→ Your objective
Each entry that follows is to be retyped exactly. Pictures do not belong in the copy.
------
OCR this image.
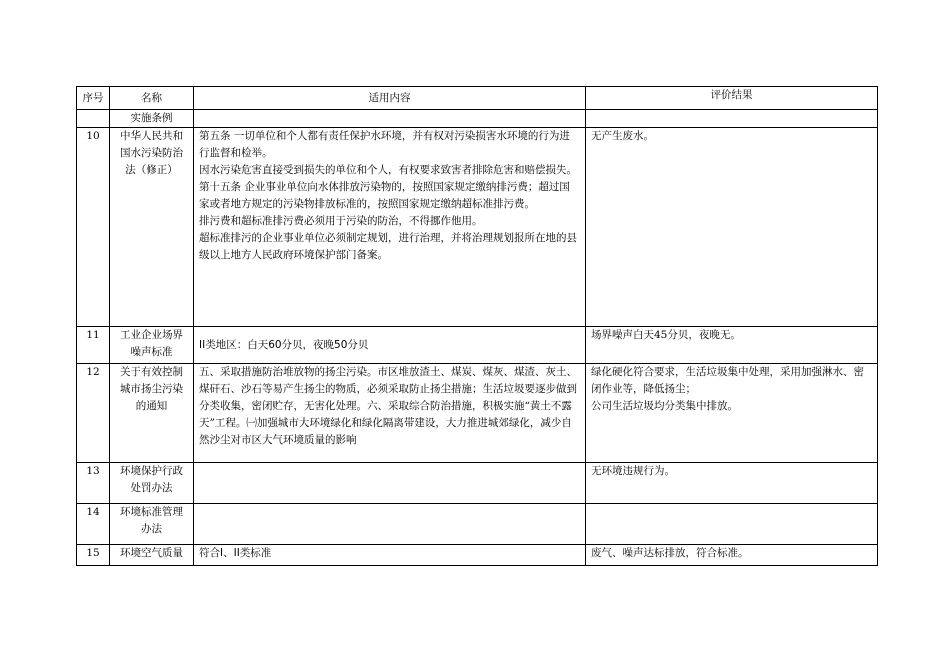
序号	名称	适用内容	评价结果
	实施条例		
10	中华人民共和国水污染防治法（修正）	第五条 一切单位和个人都有责任保护水环境，并有权对污染损害水环境的行为进行监督和检举。

因水污染危害直接受到损失的单位和个人，有权要求致害者排除危害和赔偿损失。

第十五条 企业事业单位向水体排放污染物的，按照国家规定缴纳排污费；超过国家或者地方规定的污染物排放标准的，按照国家规定缴纳超标准排污费。

排污费和超标准排污费必须用于污染的防治，不得挪作他用。

超标准排污的企业事业单位必须制定规划，进行治理，并将治理规划报所在地的县级以上地方人民政府环境保护部门备案。	无产生废水。

11	工业企业场界噪声标准	II类地区：白天60分贝，夜晚50分贝	场界噪声白天45分贝，夜晚无。

12	关于有效控制城市扬尘污染的通知	五、采取措施防治堆放物的扬尘污染。市区堆放渣土、煤炭、煤灰、煤渣、灰土、煤矸石、沙石等易产生扬尘的物质，必须采取防止扬尘措施；生活垃圾要逐步做到分类收集，密闭贮存，无害化处理。六、采取综合防治措施，积极实施“黄土不露天”工程。㈠加强城市大环境绿化和绿化隔离带建设，大力推进城郊绿化，减少自然沙尘对市区大气环境质量的影响	绿化硬化符合要求，生活垃圾集中处理，采用加强淋水、密闭作业等，降低扬尘；

公司生活垃圾均分类集中排放。

13	环境保护行政处罚办法		无环境违规行为。

14	环境标准管理办法		
15	环境空气质量	符合I、II类标准	废气、噪声达标排放，符合标准。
------
→ Problem solution
OCR this image.
序号	名称	适用内容	评价结果
	实施条例		
10	中华人民共和国水污染防治法（修正）	第五条 一切单位和个人都有责任保护水环境，并有权对污染损害水环境的行为进行监督和检举。

因水污染危害直接受到损失的单位和个人，有权要求致害者排除危害和赔偿损失。

第十五条 企业事业单位向水体排放污染物的，按照国家规定缴纳排污费；超过国家或者地方规定的污染物排放标准的，按照国家规定缴纳超标准排污费。

排污费和超标准排污费必须用于污染的防治，不得挪作他用。

超标准排污的企业事业单位必须制定规划，进行治理，并将治理规划报所在地的县级以上地方人民政府环境保护部门备案。	无产生废水。

11	工业企业场界噪声标准	II类地区：白天60分贝，夜晚50分贝	场界噪声白天45分贝，夜晚无。

12	关于有效控制城市扬尘污染的通知	五、采取措施防治堆放物的扬尘污染。市区堆放渣土、煤炭、煤灰、煤渣、灰土、煤矸石、沙石等易产生扬尘的物质，必须采取防止扬尘措施；生活垃圾要逐步做到分类收集，密闭贮存，无害化处理。六、采取综合防治措施，积极实施“黄土不露天”工程。㈠加强城市大环境绿化和绿化隔离带建设，大力推进城郊绿化，减少自然沙尘对市区大气环境质量的影响	绿化硬化符合要求，生活垃圾集中处理，采用加强淋水、密闭作业等，降低扬尘；

公司生活垃圾均分类集中排放。

13	环境保护行政处罚办法		无环境违规行为。

14	环境标准管理办法		
15	环境空气质量	符合I、II类标准	废气、噪声达标排放，符合标准。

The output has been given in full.